Required work:
Without the pictures, repeat the listing character for character.

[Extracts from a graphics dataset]
============
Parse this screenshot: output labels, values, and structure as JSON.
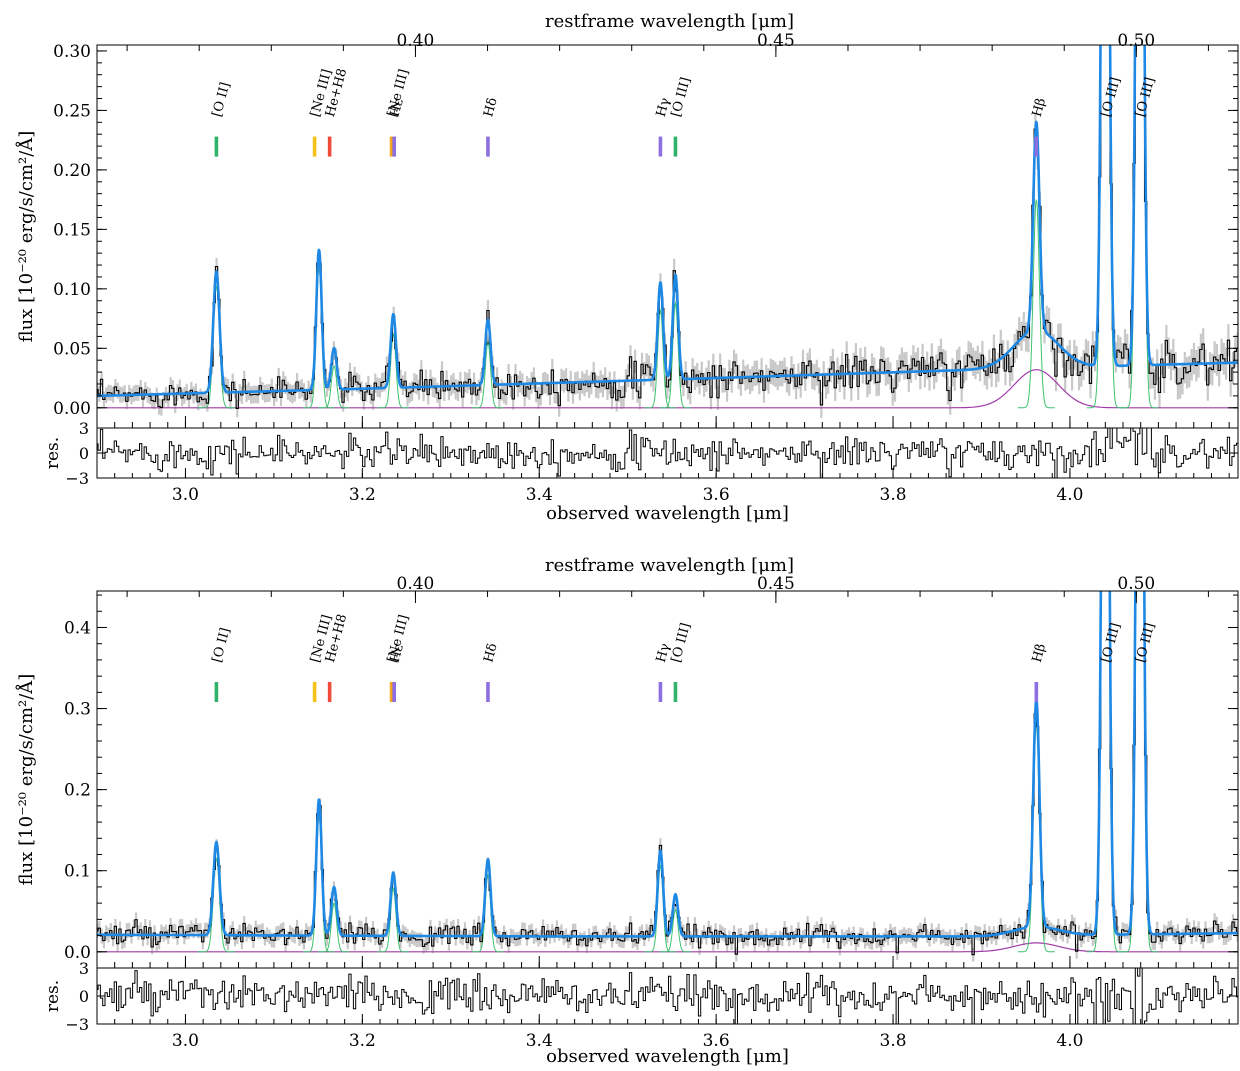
{
  "chart_data": [
    {
      "type": "line",
      "panel": "top",
      "top_axis_label": "restframe wavelength [μm]",
      "top_ticks": [
        "0.40",
        "0.45",
        "0.50"
      ],
      "top_tick_values_um": [
        0.4,
        0.45,
        0.5
      ],
      "xlabel": "observed wavelength [μm]",
      "ylabel": "flux [10⁻²⁰ erg/s/cm²/Å]",
      "xlim": [
        2.9,
        4.19
      ],
      "ylim": [
        -0.017,
        0.305
      ],
      "x_ticks": [
        "3.0",
        "3.2",
        "3.4",
        "3.6",
        "3.8",
        "4.0"
      ],
      "y_ticks": [
        "0.00",
        "0.05",
        "0.10",
        "0.15",
        "0.20",
        "0.25",
        "0.30"
      ],
      "residual_label": "res.",
      "residual_ylim": [
        -3,
        3
      ],
      "residual_ticks": [
        "3",
        "0",
        "−3"
      ],
      "continuum": [
        [
          2.9,
          0.01
        ],
        [
          3.2,
          0.016
        ],
        [
          3.6,
          0.025
        ],
        [
          3.85,
          0.031
        ],
        [
          4.19,
          0.038
        ]
      ],
      "narrow_lines": [
        {
          "x": 3.035,
          "peak": 0.102,
          "sigma": 0.0035
        },
        {
          "x": 3.151,
          "peak": 0.118,
          "sigma": 0.003
        },
        {
          "x": 3.168,
          "peak": 0.035,
          "sigma": 0.003
        },
        {
          "x": 3.235,
          "peak": 0.062,
          "sigma": 0.003
        },
        {
          "x": 3.342,
          "peak": 0.055,
          "sigma": 0.003
        },
        {
          "x": 3.537,
          "peak": 0.082,
          "sigma": 0.003
        },
        {
          "x": 3.554,
          "peak": 0.088,
          "sigma": 0.003
        },
        {
          "x": 3.962,
          "peak": 0.175,
          "sigma": 0.0035
        },
        {
          "x": 4.04,
          "peak": 0.9,
          "sigma": 0.0035
        },
        {
          "x": 4.079,
          "peak": 0.9,
          "sigma": 0.0035
        }
      ],
      "broad_line": {
        "x": 3.962,
        "peak": 0.032,
        "sigma": 0.025
      },
      "line_markers": [
        {
          "label": "[O II]",
          "x": 3.035,
          "color": "#2fb36b"
        },
        {
          "label": "[Ne III]",
          "x": 3.146,
          "color": "#f5c21b"
        },
        {
          "label": "He+H8",
          "x": 3.163,
          "color": "#ee4b3a"
        },
        {
          "label": "[Ne III]",
          "x": 3.233,
          "color": "#f5a623"
        },
        {
          "label": "Hε",
          "x": 3.236,
          "color": "#8c6fe0"
        },
        {
          "label": "Hδ",
          "x": 3.342,
          "color": "#8c6fe0"
        },
        {
          "label": "Hγ",
          "x": 3.537,
          "color": "#8c6fe0"
        },
        {
          "label": "[O III]",
          "x": 3.554,
          "color": "#2fb36b"
        },
        {
          "label": "Hβ",
          "x": 3.962,
          "color": "#8c6fe0"
        },
        {
          "label": "[O III]",
          "x": 4.04,
          "color": null
        },
        {
          "label": "[O III]",
          "x": 4.079,
          "color": null
        }
      ],
      "colors": {
        "model": "#1e88e5",
        "narrow": "#3ec26e",
        "broad": "#a13aa8",
        "data": "#000000",
        "error": "#c8c8c8"
      }
    },
    {
      "type": "line",
      "panel": "bottom",
      "top_axis_label": "restframe wavelength [μm]",
      "top_ticks": [
        "0.40",
        "0.45",
        "0.50"
      ],
      "top_tick_values_um": [
        0.4,
        0.45,
        0.5
      ],
      "xlabel": "observed wavelength [μm]",
      "ylabel": "flux [10⁻²⁰ erg/s/cm²/Å]",
      "xlim": [
        2.9,
        4.19
      ],
      "ylim": [
        -0.02,
        0.445
      ],
      "x_ticks": [
        "3.0",
        "3.2",
        "3.4",
        "3.6",
        "3.8",
        "4.0"
      ],
      "y_ticks": [
        "0.0",
        "0.1",
        "0.2",
        "0.3",
        "0.4"
      ],
      "residual_label": "res.",
      "residual_ylim": [
        -3,
        3
      ],
      "residual_ticks": [
        "3",
        "0",
        "−3"
      ],
      "continuum": [
        [
          2.9,
          0.021
        ],
        [
          3.4,
          0.019
        ],
        [
          3.9,
          0.019
        ],
        [
          4.19,
          0.023
        ]
      ],
      "narrow_lines": [
        {
          "x": 3.035,
          "peak": 0.115,
          "sigma": 0.0035
        },
        {
          "x": 3.151,
          "peak": 0.168,
          "sigma": 0.003
        },
        {
          "x": 3.168,
          "peak": 0.06,
          "sigma": 0.003
        },
        {
          "x": 3.235,
          "peak": 0.078,
          "sigma": 0.003
        },
        {
          "x": 3.342,
          "peak": 0.095,
          "sigma": 0.003
        },
        {
          "x": 3.537,
          "peak": 0.106,
          "sigma": 0.003
        },
        {
          "x": 3.554,
          "peak": 0.052,
          "sigma": 0.003
        },
        {
          "x": 3.962,
          "peak": 0.28,
          "sigma": 0.0035
        },
        {
          "x": 4.04,
          "peak": 1.2,
          "sigma": 0.0035
        },
        {
          "x": 4.079,
          "peak": 1.2,
          "sigma": 0.0035
        }
      ],
      "broad_line": {
        "x": 3.962,
        "peak": 0.011,
        "sigma": 0.025
      },
      "line_markers": [
        {
          "label": "[O II]",
          "x": 3.035,
          "color": "#2fb36b"
        },
        {
          "label": "[Ne III]",
          "x": 3.146,
          "color": "#f5c21b"
        },
        {
          "label": "He+H8",
          "x": 3.163,
          "color": "#ee4b3a"
        },
        {
          "label": "[Ne III]",
          "x": 3.233,
          "color": "#f5a623"
        },
        {
          "label": "Hε",
          "x": 3.236,
          "color": "#8c6fe0"
        },
        {
          "label": "Hδ",
          "x": 3.342,
          "color": "#8c6fe0"
        },
        {
          "label": "Hγ",
          "x": 3.537,
          "color": "#8c6fe0"
        },
        {
          "label": "[O III]",
          "x": 3.554,
          "color": "#2fb36b"
        },
        {
          "label": "Hβ",
          "x": 3.962,
          "color": "#8c6fe0"
        },
        {
          "label": "[O III]",
          "x": 4.04,
          "color": null
        },
        {
          "label": "[O III]",
          "x": 4.079,
          "color": null
        }
      ],
      "colors": {
        "model": "#1e88e5",
        "narrow": "#3ec26e",
        "broad": "#a13aa8",
        "data": "#000000",
        "error": "#c8c8c8"
      }
    }
  ]
}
============
Finished answer:
Parse this screenshot: output labels, values, and structure as JSON.
{
  "chart_data": [
    {
      "type": "line",
      "panel": "top",
      "top_axis_label": "restframe wavelength [μm]",
      "top_ticks": [
        "0.40",
        "0.45",
        "0.50"
      ],
      "top_tick_values_um": [
        0.4,
        0.45,
        0.5
      ],
      "xlabel": "observed wavelength [μm]",
      "ylabel": "flux [10⁻²⁰ erg/s/cm²/Å]",
      "xlim": [
        2.9,
        4.19
      ],
      "ylim": [
        -0.017,
        0.305
      ],
      "x_ticks": [
        "3.0",
        "3.2",
        "3.4",
        "3.6",
        "3.8",
        "4.0"
      ],
      "y_ticks": [
        "0.00",
        "0.05",
        "0.10",
        "0.15",
        "0.20",
        "0.25",
        "0.30"
      ],
      "residual_label": "res.",
      "residual_ylim": [
        -3,
        3
      ],
      "residual_ticks": [
        "3",
        "0",
        "−3"
      ],
      "continuum": [
        [
          2.9,
          0.01
        ],
        [
          3.2,
          0.016
        ],
        [
          3.6,
          0.025
        ],
        [
          3.85,
          0.031
        ],
        [
          4.19,
          0.038
        ]
      ],
      "narrow_lines": [
        {
          "x": 3.035,
          "peak": 0.102,
          "sigma": 0.0035
        },
        {
          "x": 3.151,
          "peak": 0.118,
          "sigma": 0.003
        },
        {
          "x": 3.168,
          "peak": 0.035,
          "sigma": 0.003
        },
        {
          "x": 3.235,
          "peak": 0.062,
          "sigma": 0.003
        },
        {
          "x": 3.342,
          "peak": 0.055,
          "sigma": 0.003
        },
        {
          "x": 3.537,
          "peak": 0.082,
          "sigma": 0.003
        },
        {
          "x": 3.554,
          "peak": 0.088,
          "sigma": 0.003
        },
        {
          "x": 3.962,
          "peak": 0.175,
          "sigma": 0.0035
        },
        {
          "x": 4.04,
          "peak": 0.9,
          "sigma": 0.0035
        },
        {
          "x": 4.079,
          "peak": 0.9,
          "sigma": 0.0035
        }
      ],
      "broad_line": {
        "x": 3.962,
        "peak": 0.032,
        "sigma": 0.025
      },
      "line_markers": [
        {
          "label": "[O II]",
          "x": 3.035,
          "color": "#2fb36b"
        },
        {
          "label": "[Ne III]",
          "x": 3.146,
          "color": "#f5c21b"
        },
        {
          "label": "He+H8",
          "x": 3.163,
          "color": "#ee4b3a"
        },
        {
          "label": "[Ne III]",
          "x": 3.233,
          "color": "#f5a623"
        },
        {
          "label": "Hε",
          "x": 3.236,
          "color": "#8c6fe0"
        },
        {
          "label": "Hδ",
          "x": 3.342,
          "color": "#8c6fe0"
        },
        {
          "label": "Hγ",
          "x": 3.537,
          "color": "#8c6fe0"
        },
        {
          "label": "[O III]",
          "x": 3.554,
          "color": "#2fb36b"
        },
        {
          "label": "Hβ",
          "x": 3.962,
          "color": "#8c6fe0"
        },
        {
          "label": "[O III]",
          "x": 4.04,
          "color": null
        },
        {
          "label": "[O III]",
          "x": 4.079,
          "color": null
        }
      ],
      "colors": {
        "model": "#1e88e5",
        "narrow": "#3ec26e",
        "broad": "#a13aa8",
        "data": "#000000",
        "error": "#c8c8c8"
      }
    },
    {
      "type": "line",
      "panel": "bottom",
      "top_axis_label": "restframe wavelength [μm]",
      "top_ticks": [
        "0.40",
        "0.45",
        "0.50"
      ],
      "top_tick_values_um": [
        0.4,
        0.45,
        0.5
      ],
      "xlabel": "observed wavelength [μm]",
      "ylabel": "flux [10⁻²⁰ erg/s/cm²/Å]",
      "xlim": [
        2.9,
        4.19
      ],
      "ylim": [
        -0.02,
        0.445
      ],
      "x_ticks": [
        "3.0",
        "3.2",
        "3.4",
        "3.6",
        "3.8",
        "4.0"
      ],
      "y_ticks": [
        "0.0",
        "0.1",
        "0.2",
        "0.3",
        "0.4"
      ],
      "residual_label": "res.",
      "residual_ylim": [
        -3,
        3
      ],
      "residual_ticks": [
        "3",
        "0",
        "−3"
      ],
      "continuum": [
        [
          2.9,
          0.021
        ],
        [
          3.4,
          0.019
        ],
        [
          3.9,
          0.019
        ],
        [
          4.19,
          0.023
        ]
      ],
      "narrow_lines": [
        {
          "x": 3.035,
          "peak": 0.115,
          "sigma": 0.0035
        },
        {
          "x": 3.151,
          "peak": 0.168,
          "sigma": 0.003
        },
        {
          "x": 3.168,
          "peak": 0.06,
          "sigma": 0.003
        },
        {
          "x": 3.235,
          "peak": 0.078,
          "sigma": 0.003
        },
        {
          "x": 3.342,
          "peak": 0.095,
          "sigma": 0.003
        },
        {
          "x": 3.537,
          "peak": 0.106,
          "sigma": 0.003
        },
        {
          "x": 3.554,
          "peak": 0.052,
          "sigma": 0.003
        },
        {
          "x": 3.962,
          "peak": 0.28,
          "sigma": 0.0035
        },
        {
          "x": 4.04,
          "peak": 1.2,
          "sigma": 0.0035
        },
        {
          "x": 4.079,
          "peak": 1.2,
          "sigma": 0.0035
        }
      ],
      "broad_line": {
        "x": 3.962,
        "peak": 0.011,
        "sigma": 0.025
      },
      "line_markers": [
        {
          "label": "[O II]",
          "x": 3.035,
          "color": "#2fb36b"
        },
        {
          "label": "[Ne III]",
          "x": 3.146,
          "color": "#f5c21b"
        },
        {
          "label": "He+H8",
          "x": 3.163,
          "color": "#ee4b3a"
        },
        {
          "label": "[Ne III]",
          "x": 3.233,
          "color": "#f5a623"
        },
        {
          "label": "Hε",
          "x": 3.236,
          "color": "#8c6fe0"
        },
        {
          "label": "Hδ",
          "x": 3.342,
          "color": "#8c6fe0"
        },
        {
          "label": "Hγ",
          "x": 3.537,
          "color": "#8c6fe0"
        },
        {
          "label": "[O III]",
          "x": 3.554,
          "color": "#2fb36b"
        },
        {
          "label": "Hβ",
          "x": 3.962,
          "color": "#8c6fe0"
        },
        {
          "label": "[O III]",
          "x": 4.04,
          "color": null
        },
        {
          "label": "[O III]",
          "x": 4.079,
          "color": null
        }
      ],
      "colors": {
        "model": "#1e88e5",
        "narrow": "#3ec26e",
        "broad": "#a13aa8",
        "data": "#000000",
        "error": "#c8c8c8"
      }
    }
  ]
}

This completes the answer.